Rows from a dataset:

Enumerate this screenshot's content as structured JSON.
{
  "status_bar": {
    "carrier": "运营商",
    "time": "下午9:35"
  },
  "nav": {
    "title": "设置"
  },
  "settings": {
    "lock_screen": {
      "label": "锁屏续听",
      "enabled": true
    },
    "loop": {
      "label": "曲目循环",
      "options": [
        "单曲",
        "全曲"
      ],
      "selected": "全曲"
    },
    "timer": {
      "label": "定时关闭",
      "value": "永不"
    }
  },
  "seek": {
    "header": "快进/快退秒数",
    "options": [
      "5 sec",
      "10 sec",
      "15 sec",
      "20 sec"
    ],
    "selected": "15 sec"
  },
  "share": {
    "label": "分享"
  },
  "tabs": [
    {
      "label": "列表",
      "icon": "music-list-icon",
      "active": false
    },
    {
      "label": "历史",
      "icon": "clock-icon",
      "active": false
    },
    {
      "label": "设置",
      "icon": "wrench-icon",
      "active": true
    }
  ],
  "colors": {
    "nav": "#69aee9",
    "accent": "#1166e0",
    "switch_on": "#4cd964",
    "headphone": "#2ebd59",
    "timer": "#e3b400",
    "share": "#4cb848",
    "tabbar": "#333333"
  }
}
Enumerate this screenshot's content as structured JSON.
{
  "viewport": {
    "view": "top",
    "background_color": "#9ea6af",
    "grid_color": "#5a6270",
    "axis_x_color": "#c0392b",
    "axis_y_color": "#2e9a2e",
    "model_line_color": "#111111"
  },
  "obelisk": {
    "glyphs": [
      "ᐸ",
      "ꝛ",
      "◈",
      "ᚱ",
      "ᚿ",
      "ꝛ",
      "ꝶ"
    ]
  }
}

=== Brief ===
Write an exact transcription of every entry above.

=== The result ===
Enumerate this screenshot's content as structured JSON.
{
  "status_bar": {
    "carrier": "运营商",
    "time": "下午9:35"
  },
  "nav": {
    "title": "设置"
  },
  "settings": {
    "lock_screen": {
      "label": "锁屏续听",
      "enabled": true
    },
    "loop": {
      "label": "曲目循环",
      "options": [
        "单曲",
        "全曲"
      ],
      "selected": "全曲"
    },
    "timer": {
      "label": "定时关闭",
      "value": "永不"
    }
  },
  "seek": {
    "header": "快进/快退秒数",
    "options": [
      "5 sec",
      "10 sec",
      "15 sec",
      "20 sec"
    ],
    "selected": "15 sec"
  },
  "share": {
    "label": "分享"
  },
  "tabs": [
    {
      "label": "列表",
      "icon": "music-list-icon",
      "active": false
    },
    {
      "label": "历史",
      "icon": "clock-icon",
      "active": false
    },
    {
      "label": "设置",
      "icon": "wrench-icon",
      "active": true
    }
  ],
  "colors": {
    "nav": "#69aee9",
    "accent": "#1166e0",
    "switch_on": "#4cd964",
    "headphone": "#2ebd59",
    "timer": "#e3b400",
    "share": "#4cb848",
    "tabbar": "#333333"
  }
}
Enumerate this screenshot's content as structured JSON.
{
  "viewport": {
    "view": "top",
    "background_color": "#9ea6af",
    "grid_color": "#5a6270",
    "axis_x_color": "#c0392b",
    "axis_y_color": "#2e9a2e",
    "model_line_color": "#111111"
  },
  "obelisk": {
    "glyphs": [
      "ᐸ",
      "ꝛ",
      "◈",
      "ᚱ",
      "ᚿ",
      "ꝛ",
      "ꝶ"
    ]
  }
}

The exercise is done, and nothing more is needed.